### [ENTRIES PROVIDED]
• • • •
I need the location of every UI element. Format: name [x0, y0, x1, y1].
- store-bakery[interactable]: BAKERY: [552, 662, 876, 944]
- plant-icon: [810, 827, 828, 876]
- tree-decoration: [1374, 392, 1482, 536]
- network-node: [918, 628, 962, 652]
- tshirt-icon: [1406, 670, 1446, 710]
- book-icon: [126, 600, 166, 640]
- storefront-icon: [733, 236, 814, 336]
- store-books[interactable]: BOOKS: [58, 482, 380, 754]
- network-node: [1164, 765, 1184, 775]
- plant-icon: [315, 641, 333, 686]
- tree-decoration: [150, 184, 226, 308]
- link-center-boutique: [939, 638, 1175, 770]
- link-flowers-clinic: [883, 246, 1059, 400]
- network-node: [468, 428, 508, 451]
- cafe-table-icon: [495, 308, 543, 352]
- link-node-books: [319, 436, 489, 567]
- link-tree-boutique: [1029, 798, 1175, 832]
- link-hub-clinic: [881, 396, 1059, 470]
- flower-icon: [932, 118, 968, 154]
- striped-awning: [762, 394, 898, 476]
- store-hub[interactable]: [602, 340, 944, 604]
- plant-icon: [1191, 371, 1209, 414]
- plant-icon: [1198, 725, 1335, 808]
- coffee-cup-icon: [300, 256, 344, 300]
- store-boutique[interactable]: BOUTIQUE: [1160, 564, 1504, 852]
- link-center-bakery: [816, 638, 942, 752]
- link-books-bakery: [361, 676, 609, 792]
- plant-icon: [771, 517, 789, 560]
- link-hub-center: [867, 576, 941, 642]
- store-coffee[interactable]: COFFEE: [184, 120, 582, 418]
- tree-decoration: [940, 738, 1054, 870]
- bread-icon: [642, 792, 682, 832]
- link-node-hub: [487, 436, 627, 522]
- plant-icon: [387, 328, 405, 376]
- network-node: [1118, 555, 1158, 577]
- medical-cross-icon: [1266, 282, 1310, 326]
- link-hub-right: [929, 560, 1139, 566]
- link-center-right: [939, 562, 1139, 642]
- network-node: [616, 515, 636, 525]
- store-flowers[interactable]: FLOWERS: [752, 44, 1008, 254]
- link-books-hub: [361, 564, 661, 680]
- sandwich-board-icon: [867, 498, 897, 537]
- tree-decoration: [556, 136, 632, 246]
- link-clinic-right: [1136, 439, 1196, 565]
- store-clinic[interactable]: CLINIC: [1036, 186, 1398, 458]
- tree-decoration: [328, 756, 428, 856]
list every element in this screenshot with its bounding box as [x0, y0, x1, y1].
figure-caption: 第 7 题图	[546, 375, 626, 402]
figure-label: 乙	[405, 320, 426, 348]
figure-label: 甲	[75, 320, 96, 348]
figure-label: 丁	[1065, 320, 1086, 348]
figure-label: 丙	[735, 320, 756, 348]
• • • •
### [WHAT YOU NEED TO DO]
Give every line of the data above as a JSON array of strings, with one string per line and blank lines omitted.

### [RESPONSE]
[
  "I need the location of every UI element. Format: name [x0, y0, x1, y1].",
  "- store-bakery[interactable]: BAKERY: [552, 662, 876, 944]",
  "- plant-icon: [810, 827, 828, 876]",
  "- tree-decoration: [1374, 392, 1482, 536]",
  "- network-node: [918, 628, 962, 652]",
  "- tshirt-icon: [1406, 670, 1446, 710]",
  "- book-icon: [126, 600, 166, 640]",
  "- storefront-icon: [733, 236, 814, 336]",
  "- store-books[interactable]: BOOKS: [58, 482, 380, 754]",
  "- network-node: [1164, 765, 1184, 775]",
  "- plant-icon: [315, 641, 333, 686]",
  "- tree-decoration: [150, 184, 226, 308]",
  "- link-center-boutique: [939, 638, 1175, 770]",
  "- link-flowers-clinic: [883, 246, 1059, 400]",
  "- network-node: [468, 428, 508, 451]",
  "- cafe-table-icon: [495, 308, 543, 352]",
  "- link-node-books: [319, 436, 489, 567]",
  "- link-tree-boutique: [1029, 798, 1175, 832]",
  "- link-hub-clinic: [881, 396, 1059, 470]",
  "- flower-icon: [932, 118, 968, 154]",
  "- striped-awning: [762, 394, 898, 476]",
  "- store-hub[interactable]: [602, 340, 944, 604]",
  "- plant-icon: [1191, 371, 1209, 414]",
  "- plant-icon: [1198, 725, 1335, 808]",
  "- coffee-cup-icon: [300, 256, 344, 300]",
  "- store-boutique[interactable]: BOUTIQUE: [1160, 564, 1504, 852]",
  "- link-center-bakery: [816, 638, 942, 752]",
  "- link-books-bakery: [361, 676, 609, 792]",
  "- plant-icon: [771, 517, 789, 560]",
  "- link-hub-center: [867, 576, 941, 642]",
  "- store-coffee[interactable]: COFFEE: [184, 120, 582, 418]",
  "- tree-decoration: [940, 738, 1054, 870]",
  "- bread-icon: [642, 792, 682, 832]",
  "- link-node-hub: [487, 436, 627, 522]",
  "- plant-icon: [387, 328, 405, 376]",
  "- network-node: [1118, 555, 1158, 577]",
  "- medical-cross-icon: [1266, 282, 1310, 326]",
  "- link-hub-right: [929, 560, 1139, 566]",
  "- link-center-right: [939, 562, 1139, 642]",
  "- network-node: [616, 515, 636, 525]",
  "- store-flowers[interactable]: FLOWERS: [752, 44, 1008, 254]",
  "- link-books-hub: [361, 564, 661, 680]",
  "- sandwich-board-icon: [867, 498, 897, 537]",
  "- tree-decoration: [556, 136, 632, 246]",
  "- link-clinic-right: [1136, 439, 1196, 565]",
  "- store-clinic[interactable]: CLINIC: [1036, 186, 1398, 458]",
  "- tree-decoration: [328, 756, 428, 856]",
  "list every element in this screenshot with its bounding box as [x0, y0, x1, y1].",
  "figure-caption: 第 7 题图\t[546, 375, 626, 402]",
  "figure-label: 乙\t[405, 320, 426, 348]",
  "figure-label: 甲\t[75, 320, 96, 348]",
  "figure-label: 丁\t[1065, 320, 1086, 348]",
  "figure-label: 丙\t[735, 320, 756, 348]"
]